• [Dataset items]:
((

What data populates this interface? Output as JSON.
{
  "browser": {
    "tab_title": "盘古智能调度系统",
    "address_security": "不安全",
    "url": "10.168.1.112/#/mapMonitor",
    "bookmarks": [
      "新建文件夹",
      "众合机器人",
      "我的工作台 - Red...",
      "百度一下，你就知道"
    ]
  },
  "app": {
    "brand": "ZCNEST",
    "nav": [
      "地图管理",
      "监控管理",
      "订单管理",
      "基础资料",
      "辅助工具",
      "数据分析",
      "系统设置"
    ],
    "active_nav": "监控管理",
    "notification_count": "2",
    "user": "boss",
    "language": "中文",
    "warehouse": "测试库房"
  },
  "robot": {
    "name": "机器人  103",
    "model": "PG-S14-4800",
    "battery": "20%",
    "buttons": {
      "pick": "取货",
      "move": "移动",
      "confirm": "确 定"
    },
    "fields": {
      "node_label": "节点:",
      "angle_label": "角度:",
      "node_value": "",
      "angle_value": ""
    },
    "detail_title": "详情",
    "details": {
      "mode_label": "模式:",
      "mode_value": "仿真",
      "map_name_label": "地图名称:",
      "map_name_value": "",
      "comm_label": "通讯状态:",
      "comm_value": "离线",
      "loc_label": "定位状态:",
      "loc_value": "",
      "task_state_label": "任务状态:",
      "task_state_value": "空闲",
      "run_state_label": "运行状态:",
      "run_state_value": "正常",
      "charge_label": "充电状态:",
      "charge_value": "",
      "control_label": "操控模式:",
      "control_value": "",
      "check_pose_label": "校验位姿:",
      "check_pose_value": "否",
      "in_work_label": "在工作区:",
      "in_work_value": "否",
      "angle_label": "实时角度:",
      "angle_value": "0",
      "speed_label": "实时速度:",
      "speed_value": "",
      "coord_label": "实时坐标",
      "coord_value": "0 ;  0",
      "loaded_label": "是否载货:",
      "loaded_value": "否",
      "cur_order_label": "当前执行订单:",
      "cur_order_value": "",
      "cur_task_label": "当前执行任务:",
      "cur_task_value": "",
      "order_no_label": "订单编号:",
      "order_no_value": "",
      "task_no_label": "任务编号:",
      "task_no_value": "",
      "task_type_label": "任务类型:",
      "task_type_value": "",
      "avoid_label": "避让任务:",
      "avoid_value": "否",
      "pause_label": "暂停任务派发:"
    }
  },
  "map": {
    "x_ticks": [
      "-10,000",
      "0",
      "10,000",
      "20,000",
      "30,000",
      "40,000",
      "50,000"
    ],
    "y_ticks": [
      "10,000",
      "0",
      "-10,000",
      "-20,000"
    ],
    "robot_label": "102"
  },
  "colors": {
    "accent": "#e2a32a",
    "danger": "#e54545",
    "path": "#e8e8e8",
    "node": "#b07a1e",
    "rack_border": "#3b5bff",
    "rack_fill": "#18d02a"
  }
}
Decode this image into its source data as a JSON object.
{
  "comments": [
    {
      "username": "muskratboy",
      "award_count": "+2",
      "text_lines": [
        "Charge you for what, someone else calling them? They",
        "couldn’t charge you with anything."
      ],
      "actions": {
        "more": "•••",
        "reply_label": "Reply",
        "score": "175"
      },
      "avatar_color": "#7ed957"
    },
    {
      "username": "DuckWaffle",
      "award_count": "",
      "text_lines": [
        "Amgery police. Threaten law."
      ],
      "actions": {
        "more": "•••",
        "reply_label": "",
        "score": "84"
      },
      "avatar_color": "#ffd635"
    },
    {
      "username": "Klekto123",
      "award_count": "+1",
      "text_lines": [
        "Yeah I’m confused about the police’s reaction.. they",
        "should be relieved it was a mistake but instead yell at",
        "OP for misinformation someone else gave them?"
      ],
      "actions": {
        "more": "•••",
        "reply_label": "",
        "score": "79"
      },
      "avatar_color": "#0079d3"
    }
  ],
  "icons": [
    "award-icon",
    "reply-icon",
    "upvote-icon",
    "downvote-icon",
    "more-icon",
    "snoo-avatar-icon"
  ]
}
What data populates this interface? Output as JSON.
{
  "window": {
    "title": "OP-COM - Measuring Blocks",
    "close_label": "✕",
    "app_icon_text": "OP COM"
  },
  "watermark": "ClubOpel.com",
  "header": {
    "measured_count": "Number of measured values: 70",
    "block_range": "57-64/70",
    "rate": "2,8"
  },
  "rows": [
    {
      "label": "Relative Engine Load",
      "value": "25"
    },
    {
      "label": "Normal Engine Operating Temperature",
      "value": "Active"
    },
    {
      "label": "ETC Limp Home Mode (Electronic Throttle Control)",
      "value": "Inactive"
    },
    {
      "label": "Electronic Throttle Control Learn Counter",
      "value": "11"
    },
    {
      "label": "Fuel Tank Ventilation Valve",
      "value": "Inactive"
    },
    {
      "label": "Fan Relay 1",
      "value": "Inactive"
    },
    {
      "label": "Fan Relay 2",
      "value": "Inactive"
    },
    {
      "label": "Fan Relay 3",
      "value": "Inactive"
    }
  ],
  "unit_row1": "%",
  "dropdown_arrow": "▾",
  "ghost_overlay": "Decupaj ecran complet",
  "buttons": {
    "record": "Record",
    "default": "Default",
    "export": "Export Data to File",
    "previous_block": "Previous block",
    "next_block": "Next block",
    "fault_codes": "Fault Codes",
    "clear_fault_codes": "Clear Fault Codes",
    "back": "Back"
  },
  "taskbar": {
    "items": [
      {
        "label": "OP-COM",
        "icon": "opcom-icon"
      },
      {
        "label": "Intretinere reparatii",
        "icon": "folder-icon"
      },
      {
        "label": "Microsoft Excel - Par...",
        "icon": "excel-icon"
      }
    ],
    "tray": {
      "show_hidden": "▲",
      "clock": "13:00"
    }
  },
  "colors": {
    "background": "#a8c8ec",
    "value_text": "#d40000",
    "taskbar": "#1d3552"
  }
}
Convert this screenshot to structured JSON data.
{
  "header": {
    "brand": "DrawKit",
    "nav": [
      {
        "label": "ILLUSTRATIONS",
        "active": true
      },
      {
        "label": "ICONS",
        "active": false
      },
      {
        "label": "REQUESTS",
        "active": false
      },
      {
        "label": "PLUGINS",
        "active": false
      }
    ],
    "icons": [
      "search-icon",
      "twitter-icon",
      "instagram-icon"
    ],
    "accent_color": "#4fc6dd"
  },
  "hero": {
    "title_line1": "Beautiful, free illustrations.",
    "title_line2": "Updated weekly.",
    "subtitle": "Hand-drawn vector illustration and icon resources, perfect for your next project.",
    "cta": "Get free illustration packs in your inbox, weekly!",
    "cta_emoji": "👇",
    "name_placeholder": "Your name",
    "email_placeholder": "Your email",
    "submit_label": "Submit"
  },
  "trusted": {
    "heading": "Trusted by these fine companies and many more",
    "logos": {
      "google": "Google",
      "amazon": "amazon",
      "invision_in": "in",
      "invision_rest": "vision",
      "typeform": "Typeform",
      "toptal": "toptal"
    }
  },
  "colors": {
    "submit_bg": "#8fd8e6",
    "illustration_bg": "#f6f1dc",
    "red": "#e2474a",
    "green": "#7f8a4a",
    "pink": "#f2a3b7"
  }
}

))

• [Given exercise]:
Every entry should be printed again exactly as it stands.

• [Finished task]:
What data populates this interface? Output as JSON.
{
  "browser": {
    "tab_title": "盘古智能调度系统",
    "address_security": "不安全",
    "url": "10.168.1.112/#/mapMonitor",
    "bookmarks": [
      "新建文件夹",
      "众合机器人",
      "我的工作台 - Red...",
      "百度一下，你就知道"
    ]
  },
  "app": {
    "brand": "ZCNEST",
    "nav": [
      "地图管理",
      "监控管理",
      "订单管理",
      "基础资料",
      "辅助工具",
      "数据分析",
      "系统设置"
    ],
    "active_nav": "监控管理",
    "notification_count": "2",
    "user": "boss",
    "language": "中文",
    "warehouse": "测试库房"
  },
  "robot": {
    "name": "机器人  103",
    "model": "PG-S14-4800",
    "battery": "20%",
    "buttons": {
      "pick": "取货",
      "move": "移动",
      "confirm": "确 定"
    },
    "fields": {
      "node_label": "节点:",
      "angle_label": "角度:",
      "node_value": "",
      "angle_value": ""
    },
    "detail_title": "详情",
    "details": {
      "mode_label": "模式:",
      "mode_value": "仿真",
      "map_name_label": "地图名称:",
      "map_name_value": "",
      "comm_label": "通讯状态:",
      "comm_value": "离线",
      "loc_label": "定位状态:",
      "loc_value": "",
      "task_state_label": "任务状态:",
      "task_state_value": "空闲",
      "run_state_label": "运行状态:",
      "run_state_value": "正常",
      "charge_label": "充电状态:",
      "charge_value": "",
      "control_label": "操控模式:",
      "control_value": "",
      "check_pose_label": "校验位姿:",
      "check_pose_value": "否",
      "in_work_label": "在工作区:",
      "in_work_value": "否",
      "angle_label": "实时角度:",
      "angle_value": "0",
      "speed_label": "实时速度:",
      "speed_value": "",
      "coord_label": "实时坐标",
      "coord_value": "0 ;  0",
      "loaded_label": "是否载货:",
      "loaded_value": "否",
      "cur_order_label": "当前执行订单:",
      "cur_order_value": "",
      "cur_task_label": "当前执行任务:",
      "cur_task_value": "",
      "order_no_label": "订单编号:",
      "order_no_value": "",
      "task_no_label": "任务编号:",
      "task_no_value": "",
      "task_type_label": "任务类型:",
      "task_type_value": "",
      "avoid_label": "避让任务:",
      "avoid_value": "否",
      "pause_label": "暂停任务派发:"
    }
  },
  "map": {
    "x_ticks": [
      "-10,000",
      "0",
      "10,000",
      "20,000",
      "30,000",
      "40,000",
      "50,000"
    ],
    "y_ticks": [
      "10,000",
      "0",
      "-10,000",
      "-20,000"
    ],
    "robot_label": "102"
  },
  "colors": {
    "accent": "#e2a32a",
    "danger": "#e54545",
    "path": "#e8e8e8",
    "node": "#b07a1e",
    "rack_border": "#3b5bff",
    "rack_fill": "#18d02a"
  }
}
Decode this image into its source data as a JSON object.
{
  "comments": [
    {
      "username": "muskratboy",
      "award_count": "+2",
      "text_lines": [
        "Charge you for what, someone else calling them? They",
        "couldn’t charge you with anything."
      ],
      "actions": {
        "more": "•••",
        "reply_label": "Reply",
        "score": "175"
      },
      "avatar_color": "#7ed957"
    },
    {
      "username": "DuckWaffle",
      "award_count": "",
      "text_lines": [
        "Amgery police. Threaten law."
      ],
      "actions": {
        "more": "•••",
        "reply_label": "",
        "score": "84"
      },
      "avatar_color": "#ffd635"
    },
    {
      "username": "Klekto123",
      "award_count": "+1",
      "text_lines": [
        "Yeah I’m confused about the police’s reaction.. they",
        "should be relieved it was a mistake but instead yell at",
        "OP for misinformation someone else gave them?"
      ],
      "actions": {
        "more": "•••",
        "reply_label": "",
        "score": "79"
      },
      "avatar_color": "#0079d3"
    }
  ],
  "icons": [
    "award-icon",
    "reply-icon",
    "upvote-icon",
    "downvote-icon",
    "more-icon",
    "snoo-avatar-icon"
  ]
}
What data populates this interface? Output as JSON.
{
  "window": {
    "title": "OP-COM - Measuring Blocks",
    "close_label": "✕",
    "app_icon_text": "OP COM"
  },
  "watermark": "ClubOpel.com",
  "header": {
    "measured_count": "Number of measured values: 70",
    "block_range": "57-64/70",
    "rate": "2,8"
  },
  "rows": [
    {
      "label": "Relative Engine Load",
      "value": "25"
    },
    {
      "label": "Normal Engine Operating Temperature",
      "value": "Active"
    },
    {
      "label": "ETC Limp Home Mode (Electronic Throttle Control)",
      "value": "Inactive"
    },
    {
      "label": "Electronic Throttle Control Learn Counter",
      "value": "11"
    },
    {
      "label": "Fuel Tank Ventilation Valve",
      "value": "Inactive"
    },
    {
      "label": "Fan Relay 1",
      "value": "Inactive"
    },
    {
      "label": "Fan Relay 2",
      "value": "Inactive"
    },
    {
      "label": "Fan Relay 3",
      "value": "Inactive"
    }
  ],
  "unit_row1": "%",
  "dropdown_arrow": "▾",
  "ghost_overlay": "Decupaj ecran complet",
  "buttons": {
    "record": "Record",
    "default": "Default",
    "export": "Export Data to File",
    "previous_block": "Previous block",
    "next_block": "Next block",
    "fault_codes": "Fault Codes",
    "clear_fault_codes": "Clear Fault Codes",
    "back": "Back"
  },
  "taskbar": {
    "items": [
      {
        "label": "OP-COM",
        "icon": "opcom-icon"
      },
      {
        "label": "Intretinere reparatii",
        "icon": "folder-icon"
      },
      {
        "label": "Microsoft Excel - Par...",
        "icon": "excel-icon"
      }
    ],
    "tray": {
      "show_hidden": "▲",
      "clock": "13:00"
    }
  },
  "colors": {
    "background": "#a8c8ec",
    "value_text": "#d40000",
    "taskbar": "#1d3552"
  }
}
Convert this screenshot to structured JSON data.
{
  "header": {
    "brand": "DrawKit",
    "nav": [
      {
        "label": "ILLUSTRATIONS",
        "active": true
      },
      {
        "label": "ICONS",
        "active": false
      },
      {
        "label": "REQUESTS",
        "active": false
      },
      {
        "label": "PLUGINS",
        "active": false
      }
    ],
    "icons": [
      "search-icon",
      "twitter-icon",
      "instagram-icon"
    ],
    "accent_color": "#4fc6dd"
  },
  "hero": {
    "title_line1": "Beautiful, free illustrations.",
    "title_line2": "Updated weekly.",
    "subtitle": "Hand-drawn vector illustration and icon resources, perfect for your next project.",
    "cta": "Get free illustration packs in your inbox, weekly!",
    "cta_emoji": "👇",
    "name_placeholder": "Your name",
    "email_placeholder": "Your email",
    "submit_label": "Submit"
  },
  "trusted": {
    "heading": "Trusted by these fine companies and many more",
    "logos": {
      "google": "Google",
      "amazon": "amazon",
      "invision_in": "in",
      "invision_rest": "vision",
      "typeform": "Typeform",
      "toptal": "toptal"
    }
  },
  "colors": {
    "submit_bg": "#8fd8e6",
    "illustration_bg": "#f6f1dc",
    "red": "#e2474a",
    "green": "#7f8a4a",
    "pink": "#f2a3b7"
  }
}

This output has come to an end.